Given problem:
Return each line of the records holding the string "предусмотренных".

Task inputs:
-=-=-=-=-

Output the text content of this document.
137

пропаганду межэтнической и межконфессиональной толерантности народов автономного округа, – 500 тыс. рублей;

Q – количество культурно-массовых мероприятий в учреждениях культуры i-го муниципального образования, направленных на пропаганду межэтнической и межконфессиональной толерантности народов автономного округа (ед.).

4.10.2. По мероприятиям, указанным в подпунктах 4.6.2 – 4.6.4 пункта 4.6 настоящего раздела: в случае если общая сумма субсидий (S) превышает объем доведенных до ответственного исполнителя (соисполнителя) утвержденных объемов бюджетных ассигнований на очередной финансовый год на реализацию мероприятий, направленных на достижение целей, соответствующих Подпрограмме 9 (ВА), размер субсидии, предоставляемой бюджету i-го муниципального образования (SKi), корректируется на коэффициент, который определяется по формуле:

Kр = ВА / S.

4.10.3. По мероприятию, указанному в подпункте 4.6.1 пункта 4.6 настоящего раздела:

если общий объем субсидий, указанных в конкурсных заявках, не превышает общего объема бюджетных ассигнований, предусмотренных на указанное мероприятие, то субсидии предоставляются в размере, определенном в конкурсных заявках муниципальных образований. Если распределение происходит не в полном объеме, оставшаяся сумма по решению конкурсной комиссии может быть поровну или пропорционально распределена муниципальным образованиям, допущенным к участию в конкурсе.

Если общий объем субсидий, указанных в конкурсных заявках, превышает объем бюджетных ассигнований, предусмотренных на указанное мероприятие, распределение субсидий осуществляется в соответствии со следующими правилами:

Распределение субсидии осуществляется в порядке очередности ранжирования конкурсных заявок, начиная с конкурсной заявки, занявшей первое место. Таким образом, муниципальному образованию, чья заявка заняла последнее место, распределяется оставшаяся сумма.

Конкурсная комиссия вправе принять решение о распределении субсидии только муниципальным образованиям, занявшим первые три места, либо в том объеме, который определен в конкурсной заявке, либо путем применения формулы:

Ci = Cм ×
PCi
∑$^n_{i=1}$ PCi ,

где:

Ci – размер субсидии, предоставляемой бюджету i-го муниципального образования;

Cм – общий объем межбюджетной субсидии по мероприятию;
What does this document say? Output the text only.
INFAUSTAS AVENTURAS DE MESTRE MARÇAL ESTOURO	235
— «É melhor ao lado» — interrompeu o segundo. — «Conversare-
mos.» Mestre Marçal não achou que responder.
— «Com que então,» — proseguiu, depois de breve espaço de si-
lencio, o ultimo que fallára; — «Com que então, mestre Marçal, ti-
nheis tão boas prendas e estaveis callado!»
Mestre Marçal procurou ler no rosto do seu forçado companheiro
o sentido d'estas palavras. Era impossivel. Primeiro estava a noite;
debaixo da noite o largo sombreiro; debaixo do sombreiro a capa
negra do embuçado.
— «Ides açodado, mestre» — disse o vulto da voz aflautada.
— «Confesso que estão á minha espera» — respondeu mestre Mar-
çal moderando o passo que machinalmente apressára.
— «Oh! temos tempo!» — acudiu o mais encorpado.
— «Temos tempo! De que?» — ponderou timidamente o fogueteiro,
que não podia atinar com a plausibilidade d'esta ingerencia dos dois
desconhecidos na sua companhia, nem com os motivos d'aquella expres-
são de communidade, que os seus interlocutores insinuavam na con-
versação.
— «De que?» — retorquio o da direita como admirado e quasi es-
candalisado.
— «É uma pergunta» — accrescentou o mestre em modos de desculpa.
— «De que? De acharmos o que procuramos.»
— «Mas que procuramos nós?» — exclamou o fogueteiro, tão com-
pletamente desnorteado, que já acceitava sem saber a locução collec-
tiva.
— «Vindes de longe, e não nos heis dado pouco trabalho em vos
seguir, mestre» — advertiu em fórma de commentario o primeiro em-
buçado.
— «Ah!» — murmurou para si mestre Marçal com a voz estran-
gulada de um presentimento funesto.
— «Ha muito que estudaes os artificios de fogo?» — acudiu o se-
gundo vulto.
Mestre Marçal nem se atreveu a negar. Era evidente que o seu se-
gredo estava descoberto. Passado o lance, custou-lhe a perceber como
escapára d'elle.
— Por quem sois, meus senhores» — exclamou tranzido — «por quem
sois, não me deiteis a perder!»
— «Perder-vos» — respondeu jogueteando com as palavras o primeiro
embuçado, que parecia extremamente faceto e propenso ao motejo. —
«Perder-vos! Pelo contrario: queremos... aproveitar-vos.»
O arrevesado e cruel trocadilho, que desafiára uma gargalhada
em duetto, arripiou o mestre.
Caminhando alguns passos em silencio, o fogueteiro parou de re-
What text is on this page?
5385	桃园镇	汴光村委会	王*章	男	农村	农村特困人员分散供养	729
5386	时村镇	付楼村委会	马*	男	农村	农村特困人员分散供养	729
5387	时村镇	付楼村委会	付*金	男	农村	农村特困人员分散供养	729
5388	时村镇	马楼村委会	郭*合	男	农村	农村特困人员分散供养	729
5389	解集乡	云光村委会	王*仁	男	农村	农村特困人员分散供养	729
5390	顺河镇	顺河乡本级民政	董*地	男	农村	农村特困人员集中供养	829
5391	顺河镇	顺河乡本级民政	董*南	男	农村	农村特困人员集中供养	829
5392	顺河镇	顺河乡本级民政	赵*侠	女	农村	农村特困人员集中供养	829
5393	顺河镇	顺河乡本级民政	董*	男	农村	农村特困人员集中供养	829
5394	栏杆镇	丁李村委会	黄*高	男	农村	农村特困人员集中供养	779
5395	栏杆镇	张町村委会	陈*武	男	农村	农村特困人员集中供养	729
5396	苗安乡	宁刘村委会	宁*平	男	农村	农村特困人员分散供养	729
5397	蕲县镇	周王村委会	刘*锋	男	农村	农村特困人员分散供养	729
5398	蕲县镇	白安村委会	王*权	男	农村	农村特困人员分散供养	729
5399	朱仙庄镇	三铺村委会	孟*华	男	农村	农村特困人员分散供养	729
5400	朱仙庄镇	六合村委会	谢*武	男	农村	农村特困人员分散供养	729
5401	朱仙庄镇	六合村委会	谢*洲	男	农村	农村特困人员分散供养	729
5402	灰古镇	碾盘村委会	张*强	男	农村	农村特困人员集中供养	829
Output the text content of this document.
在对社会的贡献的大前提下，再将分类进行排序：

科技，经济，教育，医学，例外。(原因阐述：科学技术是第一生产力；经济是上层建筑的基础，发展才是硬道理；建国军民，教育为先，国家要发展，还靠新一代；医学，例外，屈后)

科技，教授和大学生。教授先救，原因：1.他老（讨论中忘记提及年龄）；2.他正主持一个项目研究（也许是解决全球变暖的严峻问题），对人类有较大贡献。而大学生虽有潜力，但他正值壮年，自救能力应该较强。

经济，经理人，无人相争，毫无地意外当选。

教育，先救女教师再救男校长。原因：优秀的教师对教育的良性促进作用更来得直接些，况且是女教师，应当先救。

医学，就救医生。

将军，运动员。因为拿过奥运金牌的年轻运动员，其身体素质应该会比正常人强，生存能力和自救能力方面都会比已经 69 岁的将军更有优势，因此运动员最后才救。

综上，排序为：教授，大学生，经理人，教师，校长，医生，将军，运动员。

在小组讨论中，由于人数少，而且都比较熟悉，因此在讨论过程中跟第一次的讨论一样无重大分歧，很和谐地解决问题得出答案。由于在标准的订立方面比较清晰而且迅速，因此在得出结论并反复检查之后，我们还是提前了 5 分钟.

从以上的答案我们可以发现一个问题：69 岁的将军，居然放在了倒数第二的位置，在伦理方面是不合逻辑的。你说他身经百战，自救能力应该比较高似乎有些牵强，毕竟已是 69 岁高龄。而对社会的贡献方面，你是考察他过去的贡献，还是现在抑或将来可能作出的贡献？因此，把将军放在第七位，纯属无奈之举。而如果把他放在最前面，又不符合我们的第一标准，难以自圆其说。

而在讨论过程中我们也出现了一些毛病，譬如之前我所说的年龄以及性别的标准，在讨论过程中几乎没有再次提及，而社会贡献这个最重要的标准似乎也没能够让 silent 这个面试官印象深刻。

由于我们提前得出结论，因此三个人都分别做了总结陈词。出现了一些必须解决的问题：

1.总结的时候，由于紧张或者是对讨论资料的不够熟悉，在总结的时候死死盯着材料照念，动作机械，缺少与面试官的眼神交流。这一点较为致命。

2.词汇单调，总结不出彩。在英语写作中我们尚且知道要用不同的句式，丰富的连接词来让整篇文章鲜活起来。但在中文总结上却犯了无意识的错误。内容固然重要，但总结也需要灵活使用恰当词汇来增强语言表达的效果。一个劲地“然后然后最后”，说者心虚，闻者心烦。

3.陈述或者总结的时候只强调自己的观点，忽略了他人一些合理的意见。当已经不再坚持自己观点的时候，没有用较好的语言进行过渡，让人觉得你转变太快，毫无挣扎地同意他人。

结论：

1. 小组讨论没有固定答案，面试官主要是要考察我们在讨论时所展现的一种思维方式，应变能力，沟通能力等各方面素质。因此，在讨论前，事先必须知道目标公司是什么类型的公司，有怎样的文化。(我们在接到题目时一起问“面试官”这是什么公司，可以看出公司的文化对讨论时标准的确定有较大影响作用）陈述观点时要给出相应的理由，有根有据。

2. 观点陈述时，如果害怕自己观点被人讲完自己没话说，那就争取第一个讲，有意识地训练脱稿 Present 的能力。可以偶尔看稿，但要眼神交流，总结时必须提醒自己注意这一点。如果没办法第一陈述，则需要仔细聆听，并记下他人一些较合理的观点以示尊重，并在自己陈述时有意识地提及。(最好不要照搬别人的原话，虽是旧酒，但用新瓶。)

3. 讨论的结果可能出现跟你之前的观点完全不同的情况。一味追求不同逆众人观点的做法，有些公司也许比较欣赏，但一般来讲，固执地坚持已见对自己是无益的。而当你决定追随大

-=-=-=-=-

Written answer:
если общий объем субсидий, указанных в конкурсных заявках, не превышает общего объема бюджетных ассигнований, предусмотренных на указанное мероприятие, то субсидии предоставляются в размере, определенном в конкурсных заявках муниципальных образований. Если распределение происходит не в полном объеме, оставшаяся сумма по решению конкурсной комиссии может быть поровну или пропорционально распределена муниципальным образованиям, допущенным к участию в конкурсе.
Если общий объем субсидий, указанных в конкурсных заявках, превышает объем бюджетных ассигнований, предусмотренных на указанное мероприятие, распределение субсидий осуществляется в соответствии со следующими правилами:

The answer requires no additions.